Исходный текст:
== == ==
Вокруг Света - Журнал «Вокруг Света» №9 за 2005 год
Любовь тут вообще ни при чем. В образе Кармен торжествует идея свободы, а нет ничего более несовместимого, чем свобода и любовь. Вообще, полная свобода не только невозможна, но и не нужна человеку, а если желанна, то это иллюзия, самообман. Человеку нужна не свобода, а любовь. Любая привязанность и страсть – к работе, музыке, животному, другому человеку – это кабала, путы, обязательства, и нет в мире ничего более противоположного и противопоказанного свободе, чем любовь.
Величие Кармен – в саспенсе, жутком хичкоковском напряженном ожидании, в сладком ужасе, с которым каждый мужчина ждет и панически боится прихода Кармен. Она является не всякому, но всегда – как взрыв, как обвал, хотя вроде подкован и готов. Уже прозвучала великая увертюра – две с четвертью минуты, самая знаменитая музыкальная двухминутка в мире, – прозвучала, как всякая увертюра, извне, вчуже, уроков не извлечешь, в лучшем случае прислушаешься. Уже поболтали Микаэла с Моралесом, Хосе с Зуньигой, уже прошли солдаты и пропели что-то несущественное дети, уже подруги c табачной фабрики орут на разные голоса: «Кармен! Кармен!» Тут-то она и обрушивается всей мощью: мол, любовь – это неукротимая пташка, а то мы не знали. Но не знали, конечно, в том-то и смысл Кармен. Смысл ее архетипа, который оттого и архе-, что жив и нов всегда. Хорошее имя: дед Архетипыч. Дурак дураком, так ничему старик за жизнь не научился и никого не научил, только и пользы, что потом анализировать и сваливать на него.
== == ==
Данные:
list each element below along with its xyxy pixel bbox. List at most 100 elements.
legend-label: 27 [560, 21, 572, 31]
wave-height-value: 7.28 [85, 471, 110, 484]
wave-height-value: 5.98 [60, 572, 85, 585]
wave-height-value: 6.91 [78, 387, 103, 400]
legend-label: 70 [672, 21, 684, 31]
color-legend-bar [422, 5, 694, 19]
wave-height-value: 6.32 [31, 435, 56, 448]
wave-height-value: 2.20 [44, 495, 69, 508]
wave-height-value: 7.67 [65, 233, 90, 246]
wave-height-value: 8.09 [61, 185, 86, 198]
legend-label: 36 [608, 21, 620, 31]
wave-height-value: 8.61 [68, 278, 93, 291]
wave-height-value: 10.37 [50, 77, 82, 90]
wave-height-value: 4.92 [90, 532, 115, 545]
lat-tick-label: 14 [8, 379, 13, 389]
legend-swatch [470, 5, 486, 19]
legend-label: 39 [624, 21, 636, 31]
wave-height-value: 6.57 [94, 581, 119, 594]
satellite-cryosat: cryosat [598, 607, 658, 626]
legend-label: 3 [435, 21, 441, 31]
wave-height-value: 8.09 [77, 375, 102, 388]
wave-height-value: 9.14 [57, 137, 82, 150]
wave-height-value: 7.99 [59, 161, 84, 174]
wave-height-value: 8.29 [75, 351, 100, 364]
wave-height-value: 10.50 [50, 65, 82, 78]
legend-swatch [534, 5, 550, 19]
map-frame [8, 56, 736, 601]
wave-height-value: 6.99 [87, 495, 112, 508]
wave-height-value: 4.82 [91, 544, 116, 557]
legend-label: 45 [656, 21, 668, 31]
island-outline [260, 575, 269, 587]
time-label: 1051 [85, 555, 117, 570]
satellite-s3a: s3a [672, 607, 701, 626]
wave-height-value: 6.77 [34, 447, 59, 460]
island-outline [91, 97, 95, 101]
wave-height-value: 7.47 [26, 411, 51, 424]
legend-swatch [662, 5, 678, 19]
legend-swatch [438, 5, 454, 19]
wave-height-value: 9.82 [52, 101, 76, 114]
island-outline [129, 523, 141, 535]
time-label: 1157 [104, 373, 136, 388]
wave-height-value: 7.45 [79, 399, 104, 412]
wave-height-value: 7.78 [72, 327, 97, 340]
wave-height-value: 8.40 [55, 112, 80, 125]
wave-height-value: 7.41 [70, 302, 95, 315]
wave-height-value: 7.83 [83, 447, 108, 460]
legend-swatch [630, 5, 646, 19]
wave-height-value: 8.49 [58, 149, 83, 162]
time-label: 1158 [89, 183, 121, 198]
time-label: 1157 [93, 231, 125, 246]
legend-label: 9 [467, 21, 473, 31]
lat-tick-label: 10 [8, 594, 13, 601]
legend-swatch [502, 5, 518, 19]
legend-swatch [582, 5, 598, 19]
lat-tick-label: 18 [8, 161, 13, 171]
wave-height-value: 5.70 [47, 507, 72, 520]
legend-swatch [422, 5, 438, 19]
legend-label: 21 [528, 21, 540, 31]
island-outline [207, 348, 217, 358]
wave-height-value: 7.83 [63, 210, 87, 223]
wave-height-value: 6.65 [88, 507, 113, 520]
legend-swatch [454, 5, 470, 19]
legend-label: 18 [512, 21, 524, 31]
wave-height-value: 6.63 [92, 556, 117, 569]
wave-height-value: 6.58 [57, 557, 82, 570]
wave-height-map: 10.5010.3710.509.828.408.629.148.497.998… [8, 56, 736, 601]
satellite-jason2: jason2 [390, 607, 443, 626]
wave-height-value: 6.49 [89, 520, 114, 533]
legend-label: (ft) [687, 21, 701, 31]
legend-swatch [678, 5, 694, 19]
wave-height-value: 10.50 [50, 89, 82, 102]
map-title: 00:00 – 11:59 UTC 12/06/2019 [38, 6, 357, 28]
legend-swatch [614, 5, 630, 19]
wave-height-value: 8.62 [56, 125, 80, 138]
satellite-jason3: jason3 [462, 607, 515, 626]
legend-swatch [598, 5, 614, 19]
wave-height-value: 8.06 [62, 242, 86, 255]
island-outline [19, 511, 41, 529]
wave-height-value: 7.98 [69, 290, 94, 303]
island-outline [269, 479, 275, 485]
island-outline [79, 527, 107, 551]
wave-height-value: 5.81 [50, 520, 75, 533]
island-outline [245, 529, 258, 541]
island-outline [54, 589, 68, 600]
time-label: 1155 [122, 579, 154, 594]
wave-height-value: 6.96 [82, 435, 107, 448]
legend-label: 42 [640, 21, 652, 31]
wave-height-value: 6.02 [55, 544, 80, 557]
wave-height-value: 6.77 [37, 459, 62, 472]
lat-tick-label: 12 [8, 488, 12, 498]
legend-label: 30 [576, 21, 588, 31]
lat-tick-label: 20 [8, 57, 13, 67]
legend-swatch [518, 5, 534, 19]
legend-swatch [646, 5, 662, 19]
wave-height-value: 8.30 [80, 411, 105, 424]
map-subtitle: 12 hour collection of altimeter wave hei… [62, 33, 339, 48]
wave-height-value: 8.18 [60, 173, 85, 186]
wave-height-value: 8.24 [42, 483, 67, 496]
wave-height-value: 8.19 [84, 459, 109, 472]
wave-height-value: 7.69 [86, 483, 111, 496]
== == ==
Задания:
1 > Что, по утверждению текста о Кармен, нужно человеку вместо свободы?
2 > Продолжите текст о Кармен с того места, на котором он обрывается.

Ответы:
1 > Любовь.

2 >
Величие Кармен и в том еще, что каждый – тут уж независимо от пола – отчасти она, пташка Карменсита, во всяком случае, хотелось бы. Мечта о свободе, не умозрительной, а животной, физической. С возрастом такое чувство появляется все реже, и за ним едешь специально, словно по рекомендации бюро путешествий: «Где бы я мог испытать ощущение свободы? Длинный уик-энд, в крайнем случае неделя, отель не больше трех звездочек, желательно чартерный рейс». У меня такое чувство возникает в Венеции, сразу на вокзале Санта-Лючия, даже когда еще не вижу воды, а только пью кофе в станционном буфете. Объяснять это никому – себе тоже – решительно неохота: просто ценишь, холишь и лелеешь. Совсем другое дело в молодости, когда физиология свободы была ощутимо знакома, о чем помнишь, но помнишь так, что и сегодня спазм в горле. Просыпаешься в малознакомой квартире, тихо встаешь, не тревожа ровное дыхание рядом, на кухне допиваешь, если осталось, не стукнув дверью, выходишь на рассвете в уличную пустоту – и нельзя передать этого счастья. Никакого отношения не имеет свобода к любви.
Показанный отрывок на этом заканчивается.